## Your goal
Pick every line from the data that holds the word "这次的党课学习".

## Input for this task
↓↓↓

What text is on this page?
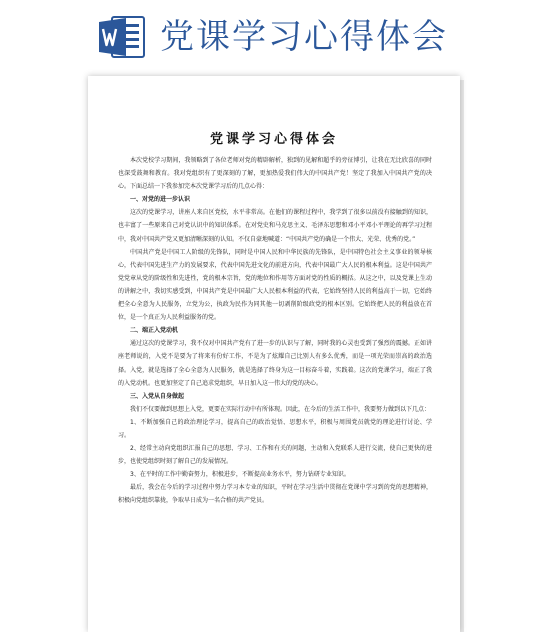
党课学习心得体会
党课学习心得体会

本次党校学习期间，我领略到了各位老师对党的精辟解析，独到的见解和超乎的旁征博引，让我在无比欣喜的同时也深受鼓舞和教育。我对党组织有了更深刻的了解，更加热爱我们伟大的中国共产党！坚定了我加入中国共产党的决心。下面总结一下我参加完本次党课学习后的几点心得：

一、对党的进一步认识

这次的党课学习，讲座人来自区党校，水平非常高。在他们的课程过程中，我学到了很多以前没有接触到的知识，也丰富了一些原来自己对党认识中的知识体系。在对党史和马克思主义、毛泽东思想和邓小平邓小平理论的再学习过程中，我对中国共产党又更加清晰深刻的认知。不仅自豪地喊道：“中国共产党的确是一个伟大、光荣、优秀的党。”

中国共产党是中国工人阶级的先锋队，同时是中国人民和中华民族的先锋队，是中国特色社会主义事业的领导核心，代表中国先进生产力的发展要求，代表中国先进文化的前进方向，代表中国最广大人民的根本利益。这是中国共产党党章从党的阶级性和先进性，党的根本宗旨，党的地位和作用等方面对党的性质的概括。从这之中，以及党课上生动的讲解之中，我切实感受到，中国共产党是中国最广大人民根本利益的代表，它始终坚持人民的利益高于一切，它始终把全心全意为人民服务，立党为公，执政为民作为同其他一切剥削阶级政党的根本区别。它始终把人民的利益放在首位，是一个真正为人民利益服务的党。

二、端正入党动机

通过这次的党课学习，我不仅对中国共产党有了进一步的认识与了解，同时我的心灵也受到了强烈的震撼。正如讲座老师说的，入党不是要为了将来有份好工作，不是为了炫耀自己比别人有多么优秀，而是一项光荣而崇高的政治选择。入党，就是选择了全心全意为人民服务，就是选择了终身为这一目标奋斗着，实践着。这次的党课学习，端正了我的入党动机。也更加坚定了自己追求党组织，早日加入这一伟大的党的决心。

三、入党从自身做起

我们不仅要做到思想上入党，更要在实际行动中有所体现。因此，在今后的生活工作中，我要努力做到以下几点：

1、不断加强自己的政治理论学习，提高自己的政治觉悟、思想水平，积极与周围党员就党的理论进行讨论、学习。

2、经常主动向党组织汇报自己的思想、学习、工作和有关的问题，主动和入党联系人进行交流，使自己更快的进步，也使党组织时刻了解自己的发展情况。

3、在平时的工作中勤奋努力，积极进步，不断提高业务水平，努力钻研专业知识。

最后，我会在今后的学习过程中努力学习本专业的知识，平时在学习生活中贯彻在党课中学习到的党的思想精神，积极向党组织靠拢，争取早日成为一名合格的共产党员。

↑↑↑

## Final result
这次的党课学习，讲座人来自区党校，水平非常高。在他们的课程过程中，我学到了很多以前没有接触到的知识，也丰富了一些原来自己对党认识中的知识体系。在对党史和马克思主义、毛泽东思想和邓小平邓小平理论的再学习过程中，我对中国共产党又更加清晰深刻的认知。不仅自豪地喊道：“中国共产党的确是一个伟大、光荣、优秀的党。”
通过这次的党课学习，我不仅对中国共产党有了进一步的认识与了解，同时我的心灵也受到了强烈的震撼。正如讲座老师说的，入党不是要为了将来有份好工作，不是为了炫耀自己比别人有多么优秀，而是一项光荣而崇高的政治选择。入党，就是选择了全心全意为人民服务，就是选择了终身为这一目标奋斗着，实践着。这次的党课学习，端正了我的入党动机。也更加坚定了自己追求党组织，早日加入这一伟大的党的决心。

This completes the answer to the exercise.